* start *

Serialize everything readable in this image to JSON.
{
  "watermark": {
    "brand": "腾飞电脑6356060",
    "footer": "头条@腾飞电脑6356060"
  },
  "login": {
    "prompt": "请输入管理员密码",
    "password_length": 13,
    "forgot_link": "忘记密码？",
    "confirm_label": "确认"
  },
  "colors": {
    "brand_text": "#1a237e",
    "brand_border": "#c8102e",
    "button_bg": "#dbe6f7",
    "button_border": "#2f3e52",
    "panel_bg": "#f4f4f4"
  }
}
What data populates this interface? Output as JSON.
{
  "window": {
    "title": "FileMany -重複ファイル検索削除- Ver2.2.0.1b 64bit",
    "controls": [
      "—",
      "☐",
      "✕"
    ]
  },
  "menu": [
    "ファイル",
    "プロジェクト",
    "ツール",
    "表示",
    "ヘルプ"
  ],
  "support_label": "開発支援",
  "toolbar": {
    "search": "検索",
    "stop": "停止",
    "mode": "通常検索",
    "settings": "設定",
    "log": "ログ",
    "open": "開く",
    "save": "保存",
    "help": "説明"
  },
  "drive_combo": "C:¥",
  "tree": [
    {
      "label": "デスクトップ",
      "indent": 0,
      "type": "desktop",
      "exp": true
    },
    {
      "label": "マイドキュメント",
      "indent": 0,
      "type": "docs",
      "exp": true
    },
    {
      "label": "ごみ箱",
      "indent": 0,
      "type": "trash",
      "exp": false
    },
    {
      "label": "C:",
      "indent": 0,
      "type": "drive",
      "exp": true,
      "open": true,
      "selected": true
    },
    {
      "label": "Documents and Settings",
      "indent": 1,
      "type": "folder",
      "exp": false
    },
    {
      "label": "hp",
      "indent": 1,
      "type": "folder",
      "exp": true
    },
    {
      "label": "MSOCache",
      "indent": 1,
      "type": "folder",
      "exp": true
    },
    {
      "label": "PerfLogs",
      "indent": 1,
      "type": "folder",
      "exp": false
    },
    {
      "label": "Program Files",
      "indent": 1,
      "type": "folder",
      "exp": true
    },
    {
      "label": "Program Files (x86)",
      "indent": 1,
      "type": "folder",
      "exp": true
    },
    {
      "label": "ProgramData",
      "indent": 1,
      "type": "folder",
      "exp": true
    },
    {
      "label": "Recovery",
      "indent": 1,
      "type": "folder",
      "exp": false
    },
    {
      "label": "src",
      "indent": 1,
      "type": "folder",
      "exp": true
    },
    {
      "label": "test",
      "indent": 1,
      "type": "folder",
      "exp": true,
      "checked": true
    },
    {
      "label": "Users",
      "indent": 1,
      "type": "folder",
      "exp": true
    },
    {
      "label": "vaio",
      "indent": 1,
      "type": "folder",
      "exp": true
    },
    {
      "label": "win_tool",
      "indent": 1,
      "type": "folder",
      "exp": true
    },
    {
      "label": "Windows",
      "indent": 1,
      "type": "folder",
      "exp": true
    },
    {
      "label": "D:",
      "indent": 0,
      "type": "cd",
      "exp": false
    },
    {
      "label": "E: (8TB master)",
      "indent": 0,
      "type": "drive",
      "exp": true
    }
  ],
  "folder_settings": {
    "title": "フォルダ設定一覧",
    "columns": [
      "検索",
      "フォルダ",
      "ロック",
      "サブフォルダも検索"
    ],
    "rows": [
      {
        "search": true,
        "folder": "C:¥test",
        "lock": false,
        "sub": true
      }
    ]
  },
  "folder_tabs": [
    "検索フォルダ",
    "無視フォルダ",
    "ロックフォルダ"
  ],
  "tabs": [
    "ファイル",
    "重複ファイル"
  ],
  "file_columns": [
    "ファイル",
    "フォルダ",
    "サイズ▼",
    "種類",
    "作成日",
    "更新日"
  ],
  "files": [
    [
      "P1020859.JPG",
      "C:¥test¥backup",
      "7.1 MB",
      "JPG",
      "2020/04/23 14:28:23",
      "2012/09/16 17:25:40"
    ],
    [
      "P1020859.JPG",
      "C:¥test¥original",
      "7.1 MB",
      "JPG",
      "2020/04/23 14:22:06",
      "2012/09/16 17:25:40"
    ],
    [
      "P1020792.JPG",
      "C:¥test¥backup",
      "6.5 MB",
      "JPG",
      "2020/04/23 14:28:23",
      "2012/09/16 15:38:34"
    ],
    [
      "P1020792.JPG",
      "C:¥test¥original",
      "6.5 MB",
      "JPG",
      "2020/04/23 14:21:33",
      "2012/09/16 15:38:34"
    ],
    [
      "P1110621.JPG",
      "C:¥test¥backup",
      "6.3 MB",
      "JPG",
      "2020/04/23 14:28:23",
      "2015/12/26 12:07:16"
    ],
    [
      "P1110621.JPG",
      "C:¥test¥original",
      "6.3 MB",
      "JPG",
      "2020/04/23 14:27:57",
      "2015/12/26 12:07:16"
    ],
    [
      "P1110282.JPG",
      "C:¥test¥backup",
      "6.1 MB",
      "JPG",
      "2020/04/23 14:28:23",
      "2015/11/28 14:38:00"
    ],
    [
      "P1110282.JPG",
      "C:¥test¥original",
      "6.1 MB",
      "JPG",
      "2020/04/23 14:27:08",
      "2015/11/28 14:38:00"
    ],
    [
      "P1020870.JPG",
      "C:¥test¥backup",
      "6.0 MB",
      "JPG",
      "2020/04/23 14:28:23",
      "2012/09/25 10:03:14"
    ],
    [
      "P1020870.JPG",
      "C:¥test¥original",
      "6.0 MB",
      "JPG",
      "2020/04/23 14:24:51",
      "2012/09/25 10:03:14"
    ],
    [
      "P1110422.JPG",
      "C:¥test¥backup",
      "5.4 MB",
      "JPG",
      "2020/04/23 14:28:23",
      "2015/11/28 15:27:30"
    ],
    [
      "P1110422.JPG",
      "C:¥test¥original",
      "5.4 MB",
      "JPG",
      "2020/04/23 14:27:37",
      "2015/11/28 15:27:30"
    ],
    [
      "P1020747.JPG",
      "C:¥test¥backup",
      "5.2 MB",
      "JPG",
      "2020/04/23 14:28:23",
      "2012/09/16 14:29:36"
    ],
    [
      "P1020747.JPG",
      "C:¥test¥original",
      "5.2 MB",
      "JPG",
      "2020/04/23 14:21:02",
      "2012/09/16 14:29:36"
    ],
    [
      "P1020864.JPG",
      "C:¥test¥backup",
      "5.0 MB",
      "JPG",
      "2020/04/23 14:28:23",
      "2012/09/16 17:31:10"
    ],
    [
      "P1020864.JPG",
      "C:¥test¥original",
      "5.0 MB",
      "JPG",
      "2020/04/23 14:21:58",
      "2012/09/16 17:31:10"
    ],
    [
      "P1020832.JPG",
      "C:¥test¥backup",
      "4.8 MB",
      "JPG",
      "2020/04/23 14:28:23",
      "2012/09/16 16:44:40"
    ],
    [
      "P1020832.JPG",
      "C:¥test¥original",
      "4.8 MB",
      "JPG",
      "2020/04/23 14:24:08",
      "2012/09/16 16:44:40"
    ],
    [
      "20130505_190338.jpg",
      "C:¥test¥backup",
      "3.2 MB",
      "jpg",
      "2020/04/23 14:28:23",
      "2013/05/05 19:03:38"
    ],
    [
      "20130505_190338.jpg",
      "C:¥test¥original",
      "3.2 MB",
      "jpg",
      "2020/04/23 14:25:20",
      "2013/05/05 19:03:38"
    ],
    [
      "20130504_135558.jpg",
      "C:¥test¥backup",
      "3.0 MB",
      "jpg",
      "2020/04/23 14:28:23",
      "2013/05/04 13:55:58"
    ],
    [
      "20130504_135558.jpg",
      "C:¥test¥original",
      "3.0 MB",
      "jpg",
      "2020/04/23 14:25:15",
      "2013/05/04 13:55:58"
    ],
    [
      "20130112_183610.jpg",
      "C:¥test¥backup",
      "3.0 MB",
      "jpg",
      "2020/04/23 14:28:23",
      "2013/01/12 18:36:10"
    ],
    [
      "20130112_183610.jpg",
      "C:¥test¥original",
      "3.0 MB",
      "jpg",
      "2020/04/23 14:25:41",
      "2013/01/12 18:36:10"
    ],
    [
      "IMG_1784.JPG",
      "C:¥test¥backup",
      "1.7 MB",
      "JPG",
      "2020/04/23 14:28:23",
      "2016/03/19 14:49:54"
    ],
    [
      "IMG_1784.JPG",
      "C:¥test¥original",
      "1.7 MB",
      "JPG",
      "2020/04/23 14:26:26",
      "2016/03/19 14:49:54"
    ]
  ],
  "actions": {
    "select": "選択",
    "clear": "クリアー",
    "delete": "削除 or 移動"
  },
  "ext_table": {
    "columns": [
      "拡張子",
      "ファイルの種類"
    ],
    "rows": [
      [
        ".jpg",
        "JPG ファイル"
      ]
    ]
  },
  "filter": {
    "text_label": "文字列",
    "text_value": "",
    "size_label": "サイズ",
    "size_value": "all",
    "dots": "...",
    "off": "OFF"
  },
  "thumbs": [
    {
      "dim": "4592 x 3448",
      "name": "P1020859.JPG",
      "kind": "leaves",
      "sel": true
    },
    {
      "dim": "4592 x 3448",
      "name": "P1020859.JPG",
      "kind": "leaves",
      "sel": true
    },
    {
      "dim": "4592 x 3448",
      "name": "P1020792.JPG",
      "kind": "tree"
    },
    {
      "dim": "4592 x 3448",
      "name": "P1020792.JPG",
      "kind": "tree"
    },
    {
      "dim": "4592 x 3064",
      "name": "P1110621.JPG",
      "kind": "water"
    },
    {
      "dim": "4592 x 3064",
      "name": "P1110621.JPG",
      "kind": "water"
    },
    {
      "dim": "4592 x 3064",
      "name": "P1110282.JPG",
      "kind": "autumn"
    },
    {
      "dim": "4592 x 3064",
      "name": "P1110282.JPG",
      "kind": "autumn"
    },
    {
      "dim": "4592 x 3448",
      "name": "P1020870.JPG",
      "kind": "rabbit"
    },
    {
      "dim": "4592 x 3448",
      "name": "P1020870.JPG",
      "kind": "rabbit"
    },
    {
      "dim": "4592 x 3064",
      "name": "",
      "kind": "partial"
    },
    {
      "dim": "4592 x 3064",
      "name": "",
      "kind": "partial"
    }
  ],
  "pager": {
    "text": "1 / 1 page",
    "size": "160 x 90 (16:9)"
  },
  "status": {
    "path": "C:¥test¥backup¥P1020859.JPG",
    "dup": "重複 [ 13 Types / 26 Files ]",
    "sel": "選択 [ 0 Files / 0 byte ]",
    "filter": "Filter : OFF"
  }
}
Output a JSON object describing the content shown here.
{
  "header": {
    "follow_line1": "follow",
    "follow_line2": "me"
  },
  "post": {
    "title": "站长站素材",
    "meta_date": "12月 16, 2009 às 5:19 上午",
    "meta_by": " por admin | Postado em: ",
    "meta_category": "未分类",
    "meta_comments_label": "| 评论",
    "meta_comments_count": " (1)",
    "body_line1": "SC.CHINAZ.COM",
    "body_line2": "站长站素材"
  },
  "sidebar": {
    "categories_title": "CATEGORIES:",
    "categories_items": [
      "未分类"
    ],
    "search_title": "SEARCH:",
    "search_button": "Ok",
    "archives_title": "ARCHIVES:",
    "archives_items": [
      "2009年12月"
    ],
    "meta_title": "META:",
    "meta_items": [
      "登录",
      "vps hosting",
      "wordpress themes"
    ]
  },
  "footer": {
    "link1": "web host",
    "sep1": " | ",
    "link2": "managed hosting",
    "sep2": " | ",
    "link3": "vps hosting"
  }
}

* end *

● **What this task involves**
In the records above, find each line with the word "JSON" and copy it.

● **Task response**
Serialize everything readable in this image to JSON.
What data populates this interface? Output as JSON.
Output a JSON object describing the content shown here.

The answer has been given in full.